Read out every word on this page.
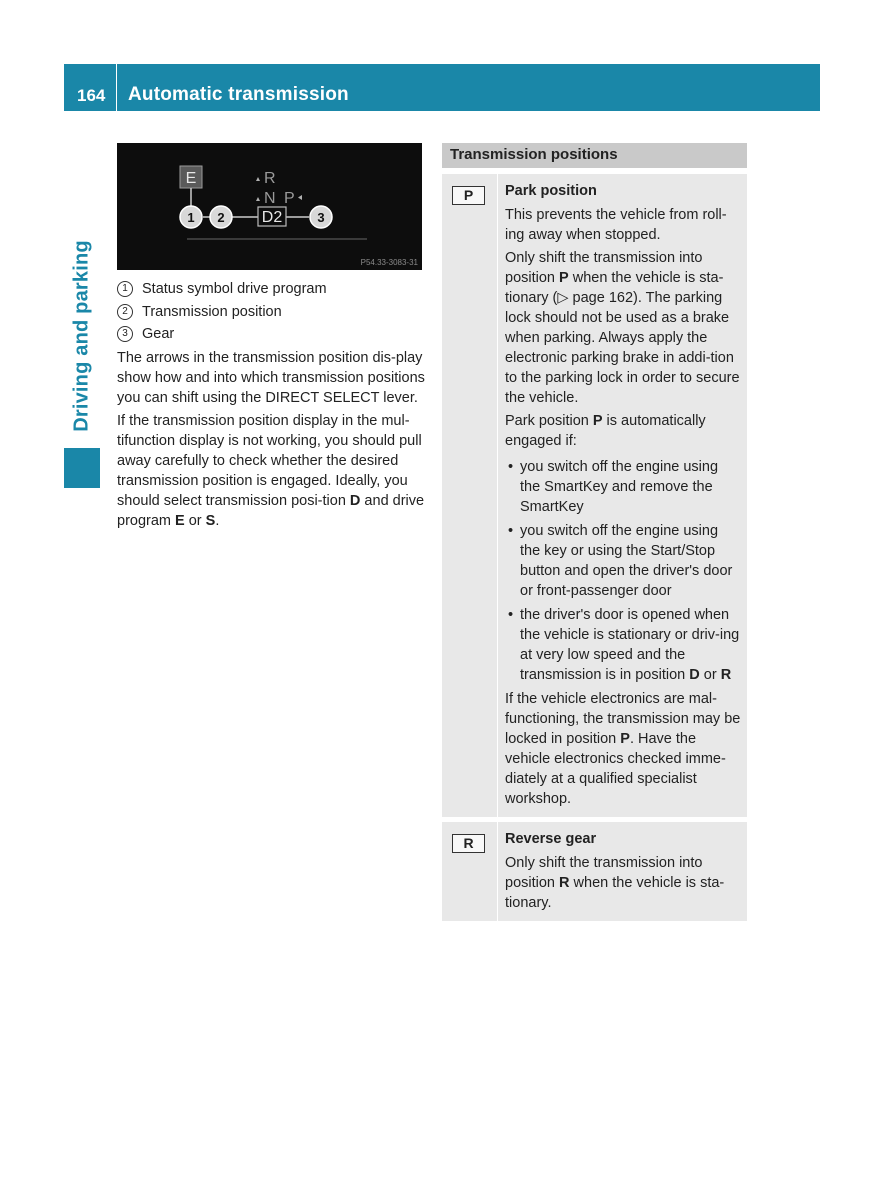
164 Automatic transmission
Driving and parking
E	R
N P
D2
1 2	3
P54.33-3083-31
1 Status symbol drive program
2 Transmission position
3 Gear

The arrows in the transmission position dis-play show how and into which transmission positions you can shift using the DIRECT SELECT lever.

If the transmission position display in the mul-tifunction display is not working, you should pull away carefully to check whether the desired transmission position is engaged. Ideally, you should select transmission posi-tion D and drive program E or S.

Transmission positions
P	Park position

This prevents the vehicle from roll-ing away when stopped.

Only shift the transmission into position P when the vehicle is sta-tionary (▷ page 162). The parking lock should not be used as a brake when parking. Always apply the electronic parking brake in addi-tion to the parking lock in order to secure the vehicle.

Park position P is automatically engaged if:

• you switch off the engine using the SmartKey and remove the SmartKey
• you switch off the engine using the key or using the Start/Stop button and open the driver's door or front-passenger door
• the driver's door is opened when the vehicle is stationary or driv-ing at very low speed and the transmission is in position D or R

If the vehicle electronics are mal-functioning, the transmission may be locked in position P. Have the vehicle electronics checked imme-diately at a qualified specialist workshop.

R	Reverse gear

Only shift the transmission into position R when the vehicle is sta-tionary.
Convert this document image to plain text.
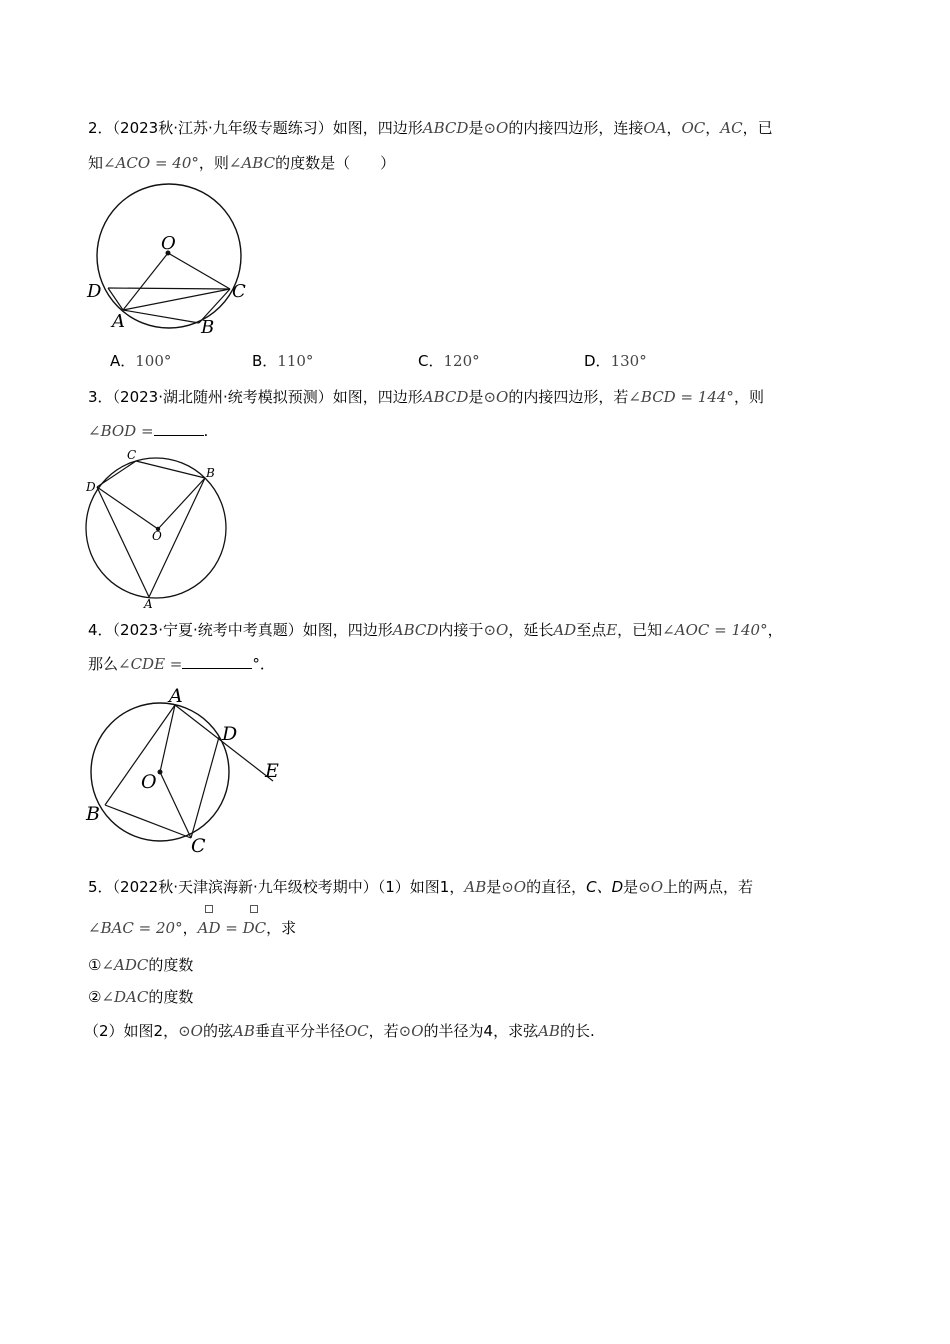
2．（2023秋·江苏·九年级专题练习）如图，四边形ABCD是⊙O的内接四边形，连接OA，OC，AC，已
知∠ACO = 40°，则∠ABC的度数是（　　）
O
D	C
A	B
A．100°	B．110°	C．120°	D．130°
3．（2023·湖北随州·统考模拟预测）如图，四边形ABCD是⊙O的内接四边形，若∠BCD = 144°，则
∠BOD =	.
C
B
D
O
A
4．（2023·宁夏·统考中考真题）如图，四边形ABCD内接于⊙O，延长AD至点E，已知∠AOC = 140°，
那么∠CDE =	°．
A
D
E
O
B
C
5．（2022秋·天津滨海新·九年级校考期中）（1）如图1，AB是⊙O的直径，C、D是⊙O上的两点，若
∠BAC = 20°，
AD =
DC，求
①∠ADC的度数
②∠DAC的度数
（2）如图2，⊙O的弦AB垂直平分半径OC，若⊙O的半径为4，求弦AB的长.
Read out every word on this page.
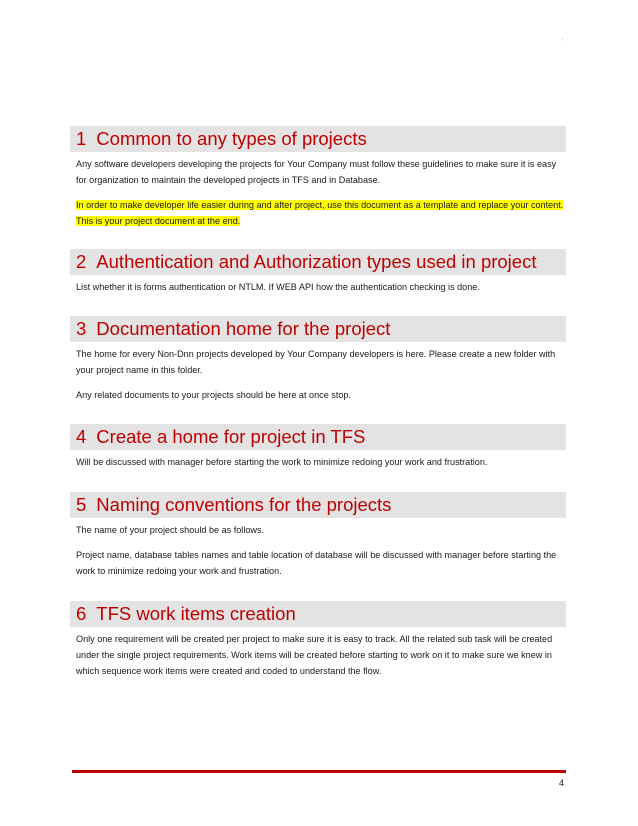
`
1 Common to any types of projects

Any software developers developing the projects for Your Company must follow these guidelines to make sure it is easy for organization to maintain the developed projects in TFS and in Database.

In order to make developer life easier during and after project, use this document as a template and replace your content. This is your project document at the end.

2 Authentication and Authorization types used in project

List whether it is forms authentication or NTLM. If WEB API how the authentication checking is done.

3 Documentation home for the project

The home for every Non-Dnn projects developed by Your Company developers is here. Please create a new folder with your project name in this folder.

Any related documents to your projects should be here at once stop.

4 Create a home for project in TFS

Will be discussed with manager before starting the work to minimize redoing your work and frustration.

5 Naming conventions for the projects

The name of your project should be as follows.

Project name, database tables names and table location of database will be discussed with manager before starting the work to minimize redoing your work and frustration.

6 TFS work items creation

Only one requirement will be created per project to make sure it is easy to track. All the related sub task will be created under the single project requirements. Work items will be created before starting to work on it to make sure we knew in which sequence work items were created and coded to understand the flow.

4
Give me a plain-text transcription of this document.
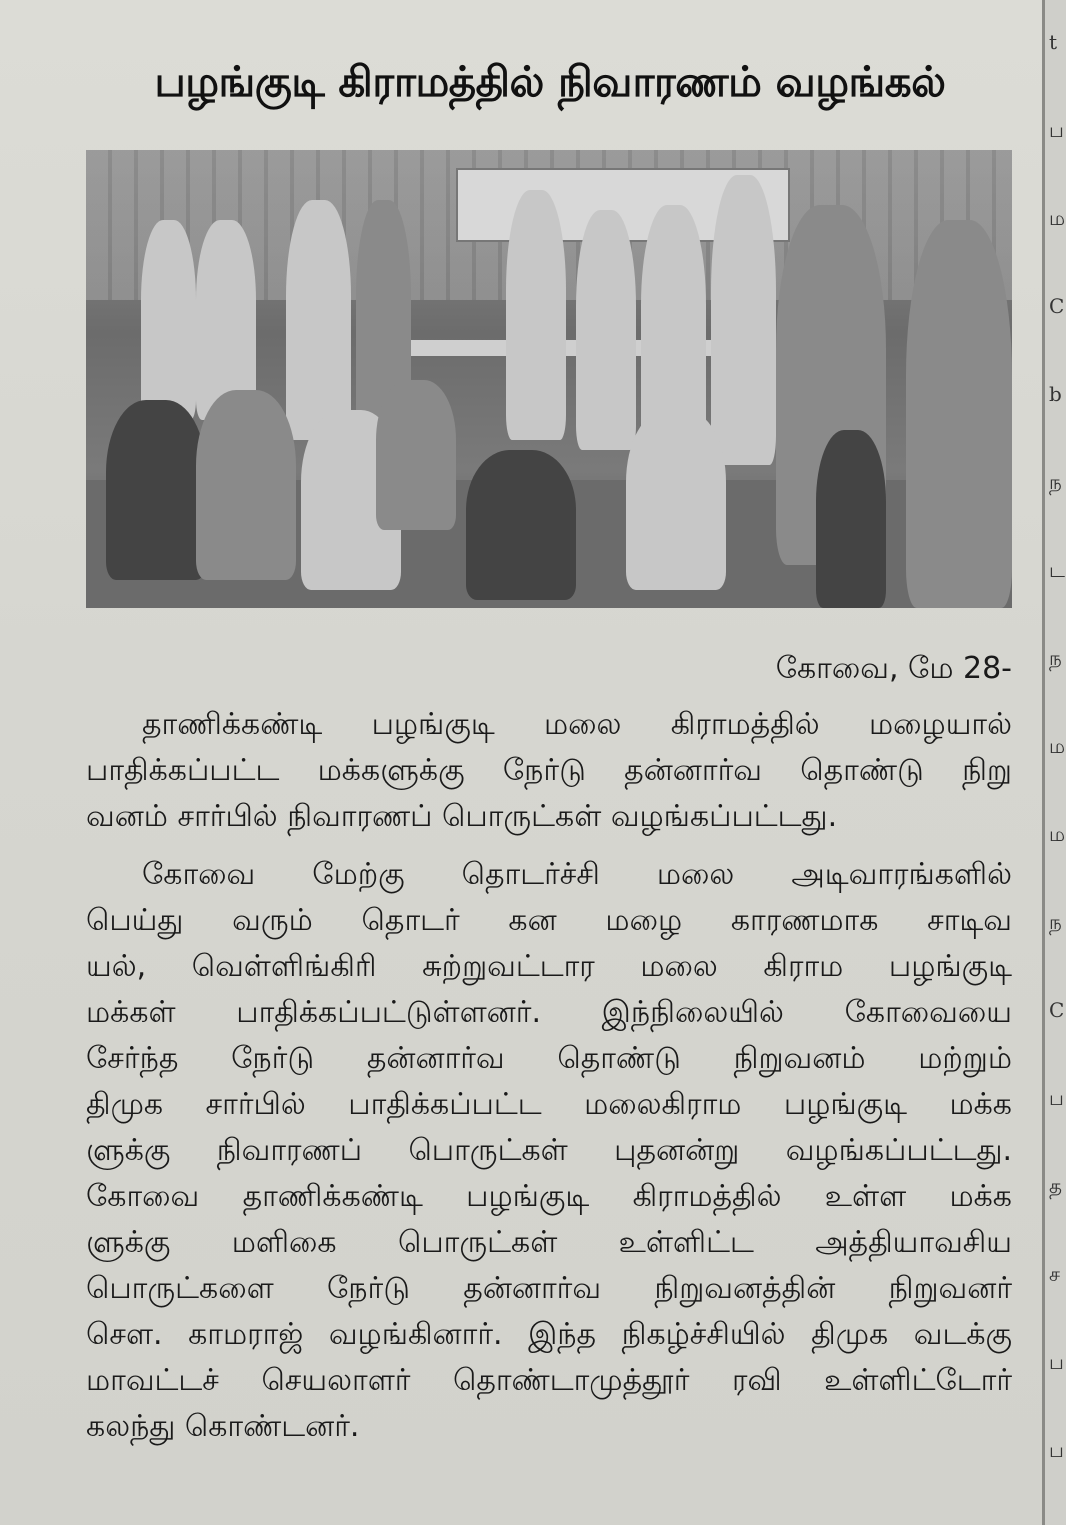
t
ப
ம
C
b
ந
ட
ந
ம
ம
ந
C
ப
த
ச
ப
ப
பழங்குடி கிராமத்தில் நிவாரணம் வழங்கல்
கோவை, மே 28-
தாணிக்கண்டி பழங்குடி மலை கிராமத்தில் மழையால்
பாதிக்கப்பட்ட மக்களுக்கு நேர்டு தன்னார்வ தொண்டு நிறு
வனம் சார்பில் நிவாரணப் பொருட்கள் வழங்கப்பட்டது.
கோவை மேற்கு தொடர்ச்சி மலை அடிவாரங்களில்
பெய்து வரும் தொடர் கன மழை காரணமாக சாடிவ
யல், வெள்ளிங்கிரி சுற்றுவட்டார மலை கிராம பழங்குடி
மக்கள் பாதிக்கப்பட்டுள்ளனர். இந்நிலையில் கோவையை
சேர்ந்த நேர்டு தன்னார்வ தொண்டு நிறுவனம் மற்றும்
திமுக சார்பில் பாதிக்கப்பட்ட மலைகிராம பழங்குடி மக்க
ளுக்கு நிவாரணப் பொருட்கள் புதனன்று வழங்கப்பட்டது.
கோவை தாணிக்கண்டி பழங்குடி கிராமத்தில் உள்ள மக்க
ளுக்கு மளிகை பொருட்கள் உள்ளிட்ட அத்தியாவசிய
பொருட்களை நேர்டு தன்னார்வ நிறுவனத்தின் நிறுவனர்
செள. காமராஜ் வழங்கினார். இந்த நிகழ்ச்சியில் திமுக வடக்கு
மாவட்டச் செயலாளர் தொண்டாமுத்தூர் ரவி உள்ளிட்டோர்
கலந்து கொண்டனர்.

-------

▸ **WHAT TO WORK ON**: Leave out the pictures and print every line of the data exactly.

▸ **SOLUTION TO THE PROBLEM**:
Read out every word on this page.
164 Automatic transmission
Driving and parking
E	R
N P
D2
1 2	3
P54.33-3083-31
1 Status symbol drive program
2 Transmission position
3 Gear

The arrows in the transmission position dis-play show how and into which transmission positions you can shift using the DIRECT SELECT lever.

If the transmission position display in the mul-tifunction display is not working, you should pull away carefully to check whether the desired transmission position is engaged. Ideally, you should select transmission posi-tion D and drive program E or S.

Transmission positions
P	Park position

This prevents the vehicle from roll-ing away when stopped.

Only shift the transmission into position P when the vehicle is sta-tionary (▷ page 162). The parking lock should not be used as a brake when parking. Always apply the electronic parking brake in addi-tion to the parking lock in order to secure the vehicle.

Park position P is automatically engaged if:

• you switch off the engine using the SmartKey and remove the SmartKey
• you switch off the engine using the key or using the Start/Stop button and open the driver's door or front-passenger door
• the driver's door is opened when the vehicle is stationary or driv-ing at very low speed and the transmission is in position D or R

If the vehicle electronics are mal-functioning, the transmission may be locked in position P. Have the vehicle electronics checked imme-diately at a qualified specialist workshop.

R	Reverse gear

Only shift the transmission into position R when the vehicle is sta-tionary.
Convert this document image to plain text.
2．（2023秋·江苏·九年级专题练习）如图，四边形ABCD是⊙O的内接四边形，连接OA，OC，AC，已
知∠ACO = 40°，则∠ABC的度数是（　　）
O
D	C
A	B
A．100°	B．110°	C．120°	D．130°
3．（2023·湖北随州·统考模拟预测）如图，四边形ABCD是⊙O的内接四边形，若∠BCD = 144°，则
∠BOD =	.
C
B
D
O
A
4．（2023·宁夏·统考中考真题）如图，四边形ABCD内接于⊙O，延长AD至点E，已知∠AOC = 140°，
那么∠CDE =	°．
A
D
E
O
B
C
5．（2022秋·天津滨海新·九年级校考期中）（1）如图1，AB是⊙O的直径，C、D是⊙O上的两点，若
∠BAC = 20°，
AD =
DC，求
①∠ADC的度数
②∠DAC的度数
（2）如图2，⊙O的弦AB垂直平分半径OC，若⊙O的半径为4，求弦AB的长.
Read out every word on this page.
`
1 Common to any types of projects

Any software developers developing the projects for Your Company must follow these guidelines to make sure it is easy for organization to maintain the developed projects in TFS and in Database.

In order to make developer life easier during and after project, use this document as a template and replace your content. This is your project document at the end.

2 Authentication and Authorization types used in project

List whether it is forms authentication or NTLM. If WEB API how the authentication checking is done.

3 Documentation home for the project

The home for every Non-Dnn projects developed by Your Company developers is here. Please create a new folder with your project name in this folder.

Any related documents to your projects should be here at once stop.

4 Create a home for project in TFS

Will be discussed with manager before starting the work to minimize redoing your work and frustration.

5 Naming conventions for the projects

The name of your project should be as follows.

Project name, database tables names and table location of database will be discussed with manager before starting the work to minimize redoing your work and frustration.

6 TFS work items creation

Only one requirement will be created per project to make sure it is easy to track. All the related sub task will be created under the single project requirements. Work items will be created before starting to work on it to make sure we knew in which sequence work items were created and coded to understand the flow.

4
Give me a plain-text transcription of this document.
t
ப
ம
C
b
ந
ட
ந
ம
ம
ந
C
ப
த
ச
ப
ப
பழங்குடி கிராமத்தில் நிவாரணம் வழங்கல்
கோவை, மே 28-
தாணிக்கண்டி பழங்குடி மலை கிராமத்தில் மழையால்
பாதிக்கப்பட்ட மக்களுக்கு நேர்டு தன்னார்வ தொண்டு நிறு
வனம் சார்பில் நிவாரணப் பொருட்கள் வழங்கப்பட்டது.
கோவை மேற்கு தொடர்ச்சி மலை அடிவாரங்களில்
பெய்து வரும் தொடர் கன மழை காரணமாக சாடிவ
யல், வெள்ளிங்கிரி சுற்றுவட்டார மலை கிராம பழங்குடி
மக்கள் பாதிக்கப்பட்டுள்ளனர். இந்நிலையில் கோவையை
சேர்ந்த நேர்டு தன்னார்வ தொண்டு நிறுவனம் மற்றும்
திமுக சார்பில் பாதிக்கப்பட்ட மலைகிராம பழங்குடி மக்க
ளுக்கு நிவாரணப் பொருட்கள் புதனன்று வழங்கப்பட்டது.
கோவை தாணிக்கண்டி பழங்குடி கிராமத்தில் உள்ள மக்க
ளுக்கு மளிகை பொருட்கள் உள்ளிட்ட அத்தியாவசிய
பொருட்களை நேர்டு தன்னார்வ நிறுவனத்தின் நிறுவனர்
செள. காமராஜ் வழங்கினார். இந்த நிகழ்ச்சியில் திமுக வடக்கு
மாவட்டச் செயலாளர் தொண்டாமுத்தூர் ரவி உள்ளிட்டோர்
கலந்து கொண்டனர்.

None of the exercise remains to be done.